*Instruction:*
List each line of the data in which the string "life" appears.

=-=-=

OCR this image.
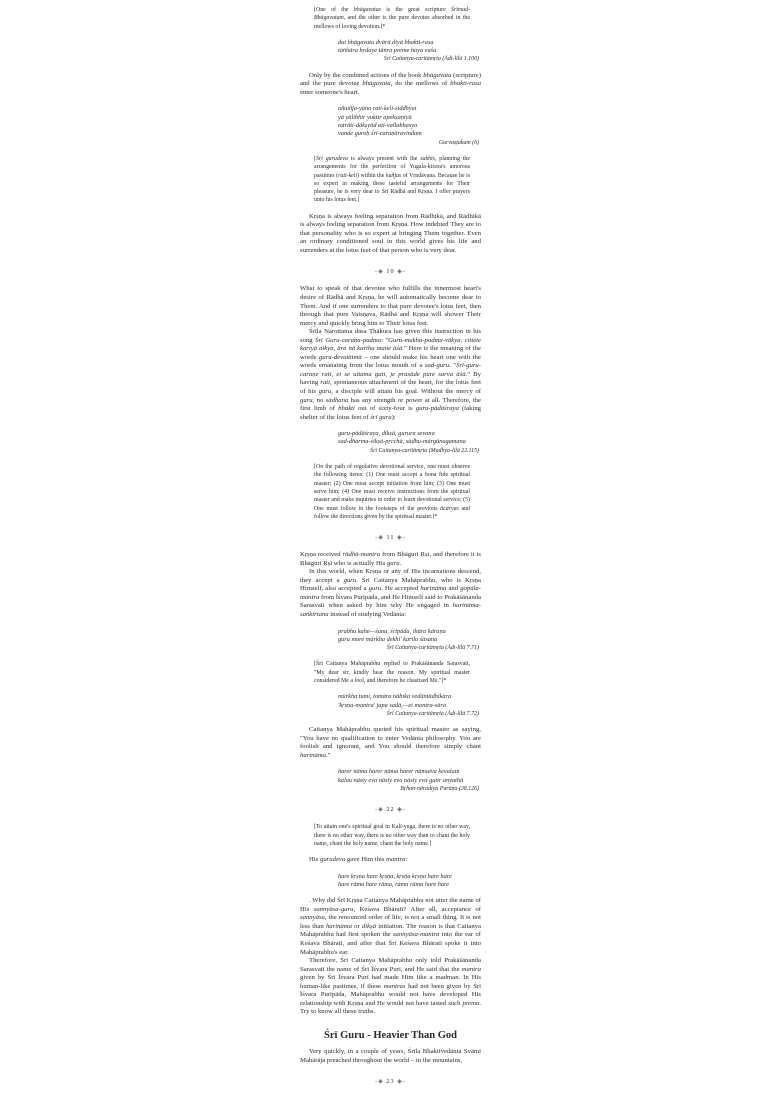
[One of the bhāgavatas is the great scripture Śrīmad-Bhāgavatam, and the other is the pure devotee absorbed in the mellows of loving devotion.]*
dui bhāgavata dvārā diyā bhakti-rasa
tāṅhāra hṛdaye tāṅra preme haya vaśa
Śrī Caitanya-caritāmṛta (Ādi-līlā 1.100)

Only by the combined actions of the book bhāgavata (scripture) and the pure devotee bhāgavata, do the mellows of bhakti-rasa enter someone's heart.

nikuñja-yūno rati-keli-siddhyai
yā yālibhir yuktir apekṣaṇīyā
tatrāti-dākṣyād ati-vallabhasya
vande guroḥ śrī-caraṇāravindam
Gurvaṣṭakam (6)
[Śrī gurudeva is always present with the sakhīs, planning the arrangements for the perfection of Yugala-kiśora's amorous pastimes (rati-keli) within the kuñjas of Vṛndāvana. Because he is so expert in making these tasteful arrangements for Their pleasure, he is very dear to Śrī Rādhā and Kṛṣṇa. I offer prayers unto his lotus feet.]

Kṛṣṇa is always feeling separation from Rādhikā, and Rādhikā is always feeling separation from Kṛṣṇa. How indebted They are to that personality who is so expert at bringing Them together. Even an ordinary conditioned soul in this world gives his life and surrenders at the lotus feet of that person who is very dear.

-◈ 10 ◈-

What to speak of that devotee who fulfills the innermost heart's desire of Rādhā and Kṛṣṇa, he will automatically become dear to Them. And if one surrenders to that pure devotee's lotus feet, then through that pure Vaiṣṇava, Rādhā and Kṛṣṇa will shower Their mercy and quickly bring him to Their lotus feet.

Śrīla Narottama dāsa Ṭhākura has given this instruction in his song Śrī Guru-caraṇa-padma: "Guru-mukha-padma-vākya, cittete kariyā aikya, āra nā kariha mane āśā." Here is the meaning of the words guru-devatātmā – one should make his heart one with the words emanating from the lotus mouth of a sad-guru. "Śrī-guru-caraṇe rati, ei se uttama gati, je prasāde pure sarva āśā." By having rati, spontaneous attachment of the heart, for the lotus feet of his guru, a disciple will attain his goal. Without the mercy of guru, no sādhana has any strength or power at all. Therefore, the first limb of bhakti out of sixty-four is guru-pādāśraya (taking shelter of the lotus feet of śrī guru):

guru-pādāśraya, dīkṣā, gurura sevana
sad-dharma-śikṣā-pṛcchā, sādhu-mārgānugamana
Śrī Caitanya-caritāmṛta (Madhya-līlā 22.115)
[On the path of regulative devotional service, one must observe the following items: (1) One must accept a bona fide spiritual master; (2) One must accept initiation from him; (3) One must serve him; (4) One must receive instructions from the spiritual master and make inquiries in order to learn devotional service; (5) One must follow in the footsteps of the previous ācāryas and follow the directions given by the spiritual master.]*
-◈ 11 ◈-

Kṛṣṇa received rādhā-mantra from Bhāguri Ṛṣi, and therefore it is Bhāguri Ṛṣi who is actually His guru.

In this world, when Kṛṣṇa or any of His incarnations descend, they accept a guru. Śrī Caitanya Mahāprabhu, who is Kṛṣṇa Himself, also accepted a guru. He accepted harināma and gopāla-mantra from Īśvara Purīpāda, and He Himself said to Prakāśānanda Sarasvatī when asked by him why He engaged in harināma-saṅkīrtana instead of studying Vedānta:

prabhu kahe—śuna, śrīpāda, ihāra kāraṇa
guru more mūrkha dekhi' karila śāsana
Śrī Caitanya-caritāmṛta (Ādi-līlā 7.71)
[Śrī Caitanya Mahāprabhu replied to Prakāśānanda Sarasvatī, "My dear sir, kindly hear the reason. My spiritual master considered Me a fool, and therefore he chastised Me."]*
mūrkha tumi, tomāra nāhika vedāntādhikāra
'kṛṣṇa-mantra' japa sadā,—ei mantra-sāra
Śrī Caitanya-caritāmṛta (Ādi-līlā 7.72)

Caitanya Mahāprabhu quoted his spiritual master as saying, "You have no qualification to enter Vedānta philosophy. You are foolish and ignorant, and You should therefore simply chant harināma."

harer nāma harer nāma harer nāmaiva kevalam
kalau nāsty eva nāsty eva nāsty eva gatir anyathā
Bṛhan-nāradīya Purāṇa (38.126)
-◈ 22 ◈-
[To attain one's spiritual goal in Kali-yuga, there is no other way, there is no other way, there is no other way than to chant the holy name, chant the holy name, chant the holy name.]

His gurudeva gave Him this mantra:

hare kṛṣṇa hare kṛṣṇa, kṛṣṇa kṛṣṇa hare hare
hare rāma hare rāma, rāma rāma hare hare

. Why did Śrī Kṛṣṇa Caitanya Mahāprabhu not utter the name of His sannyāsa-guru, Keśava Bhāratī? After all, acceptance of sannyāsa, the renounced order of life, is not a small thing. It is not less than harināma or dīkṣā initiation. The reason is that Caitanya Mahāprabhu had first spoken the sannyāsa-mantra into the ear of Keśava Bhāratī, and after that Śrī Keśava Bhāratī spoke it into Mahāprabhu's ear.

Therefore, Śrī Caitanya Mahāprabhu only told Prakāśānanda Sarasvatī the name of Śrī Īśvara Purī, and He said that the mantra given by Śrī Īśvara Purī had made Him like a madman. In His human-like pastimes, if these mantras had not been given by Śrī Īśvara Purīpāda, Mahāprabhu would not have developed His relationship with Kṛṣṇa and He would not have tasted such prema. Try to know all these truths.

Śrī Guru - Heavier Than God

Very quickly, in a couple of years, Śrīla Bhaktivedānta Svāmī Mahārāja preached throughout the world – in the mountains,

-◈ 23 ◈-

=-=-=

*Response:*
Kṛṣṇa is always feeling separation from Rādhikā, and Rādhikā is always feeling separation from Kṛṣṇa. How indebted They are to that personality who is so expert at bringing Them together. Even an ordinary conditioned soul in this world gives his life and surrenders at the lotus feet of that person who is very dear.
. Why did Śrī Kṛṣṇa Caitanya Mahāprabhu not utter the name of His sannyāsa-guru, Keśava Bhāratī? After all, acceptance of sannyāsa, the renounced order of life, is not a small thing. It is not less than harināma or dīkṣā initiation. The reason is that Caitanya Mahāprabhu had first spoken the sannyāsa-mantra into the ear of Keśava Bhāratī, and after that Śrī Keśava Bhāratī spoke it into Mahāprabhu's ear.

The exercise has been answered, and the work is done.